» SHORT TASK
Output all of the entries exactly as written.

» WORKING DATA

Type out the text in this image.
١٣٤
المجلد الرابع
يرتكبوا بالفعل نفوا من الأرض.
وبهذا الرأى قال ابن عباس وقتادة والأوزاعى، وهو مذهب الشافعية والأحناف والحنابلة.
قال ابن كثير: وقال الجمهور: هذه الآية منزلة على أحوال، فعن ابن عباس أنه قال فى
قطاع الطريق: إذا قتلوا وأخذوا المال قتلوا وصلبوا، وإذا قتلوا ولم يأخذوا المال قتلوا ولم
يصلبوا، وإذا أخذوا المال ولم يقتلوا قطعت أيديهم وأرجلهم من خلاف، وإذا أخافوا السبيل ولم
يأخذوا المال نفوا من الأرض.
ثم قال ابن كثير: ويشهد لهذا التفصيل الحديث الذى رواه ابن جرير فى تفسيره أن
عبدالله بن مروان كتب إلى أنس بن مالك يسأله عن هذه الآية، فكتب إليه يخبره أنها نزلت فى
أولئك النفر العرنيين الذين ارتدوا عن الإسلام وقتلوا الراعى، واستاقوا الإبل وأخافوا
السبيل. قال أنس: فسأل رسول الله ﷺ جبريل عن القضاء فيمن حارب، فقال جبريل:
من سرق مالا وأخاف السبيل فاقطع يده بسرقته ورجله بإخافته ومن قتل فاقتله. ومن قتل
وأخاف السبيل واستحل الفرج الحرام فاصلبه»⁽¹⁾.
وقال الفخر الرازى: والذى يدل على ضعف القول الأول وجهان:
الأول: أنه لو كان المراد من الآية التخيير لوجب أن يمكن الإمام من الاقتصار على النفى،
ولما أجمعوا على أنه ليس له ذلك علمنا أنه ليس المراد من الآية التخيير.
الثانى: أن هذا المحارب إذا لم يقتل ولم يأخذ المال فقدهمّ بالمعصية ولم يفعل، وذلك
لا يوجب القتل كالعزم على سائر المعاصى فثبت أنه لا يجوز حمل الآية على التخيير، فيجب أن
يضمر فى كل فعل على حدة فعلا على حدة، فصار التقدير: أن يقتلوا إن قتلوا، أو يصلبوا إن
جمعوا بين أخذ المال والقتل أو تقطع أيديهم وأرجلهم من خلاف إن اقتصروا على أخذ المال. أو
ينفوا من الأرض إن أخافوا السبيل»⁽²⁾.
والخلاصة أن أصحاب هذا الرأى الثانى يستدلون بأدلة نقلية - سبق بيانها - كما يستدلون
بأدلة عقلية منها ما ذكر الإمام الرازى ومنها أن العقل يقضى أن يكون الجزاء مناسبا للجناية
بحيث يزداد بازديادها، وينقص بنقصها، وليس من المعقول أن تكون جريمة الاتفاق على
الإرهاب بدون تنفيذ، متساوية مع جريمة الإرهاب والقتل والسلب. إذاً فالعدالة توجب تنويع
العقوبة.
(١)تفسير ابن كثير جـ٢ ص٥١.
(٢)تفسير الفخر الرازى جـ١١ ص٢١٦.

» REPLY
Type out the text in this image.
١٣٤
المجلد الرابع
يرتكبوا بالفعل نفوا من الأرض.
وبهذا الرأى قال ابن عباس وقتادة والأوزاعى، وهو مذهب الشافعية والأحناف والحنابلة.
قال ابن كثير: وقال الجمهور: هذه الآية منزلة على أحوال، فعن ابن عباس أنه قال فى
قطاع الطريق: إذا قتلوا وأخذوا المال قتلوا وصلبوا، وإذا قتلوا ولم يأخذوا المال قتلوا ولم
يصلبوا، وإذا أخذوا المال ولم يقتلوا قطعت أيديهم وأرجلهم من خلاف، وإذا أخافوا السبيل ولم
يأخذوا المال نفوا من الأرض.
ثم قال ابن كثير: ويشهد لهذا التفصيل الحديث الذى رواه ابن جرير فى تفسيره أن
عبدالله بن مروان كتب إلى أنس بن مالك يسأله عن هذه الآية، فكتب إليه يخبره أنها نزلت فى
أولئك النفر العرنيين الذين ارتدوا عن الإسلام وقتلوا الراعى، واستاقوا الإبل وأخافوا
السبيل. قال أنس: فسأل رسول الله ﷺ جبريل عن القضاء فيمن حارب، فقال جبريل:
من سرق مالا وأخاف السبيل فاقطع يده بسرقته ورجله بإخافته ومن قتل فاقتله. ومن قتل
وأخاف السبيل واستحل الفرج الحرام فاصلبه»⁽¹⁾.
وقال الفخر الرازى: والذى يدل على ضعف القول الأول وجهان:
الأول: أنه لو كان المراد من الآية التخيير لوجب أن يمكن الإمام من الاقتصار على النفى،
ولما أجمعوا على أنه ليس له ذلك علمنا أنه ليس المراد من الآية التخيير.
الثانى: أن هذا المحارب إذا لم يقتل ولم يأخذ المال فقدهمّ بالمعصية ولم يفعل، وذلك
لا يوجب القتل كالعزم على سائر المعاصى فثبت أنه لا يجوز حمل الآية على التخيير، فيجب أن
يضمر فى كل فعل على حدة فعلا على حدة، فصار التقدير: أن يقتلوا إن قتلوا، أو يصلبوا إن
جمعوا بين أخذ المال والقتل أو تقطع أيديهم وأرجلهم من خلاف إن اقتصروا على أخذ المال. أو
ينفوا من الأرض إن أخافوا السبيل»⁽²⁾.
والخلاصة أن أصحاب هذا الرأى الثانى يستدلون بأدلة نقلية - سبق بيانها - كما يستدلون
بأدلة عقلية منها ما ذكر الإمام الرازى ومنها أن العقل يقضى أن يكون الجزاء مناسبا للجناية
بحيث يزداد بازديادها، وينقص بنقصها، وليس من المعقول أن تكون جريمة الاتفاق على
الإرهاب بدون تنفيذ، متساوية مع جريمة الإرهاب والقتل والسلب. إذاً فالعدالة توجب تنويع
العقوبة.
(١)تفسير ابن كثير جـ٢ ص٥١.
(٢)تفسير الفخر الرازى جـ١١ ص٢١٦.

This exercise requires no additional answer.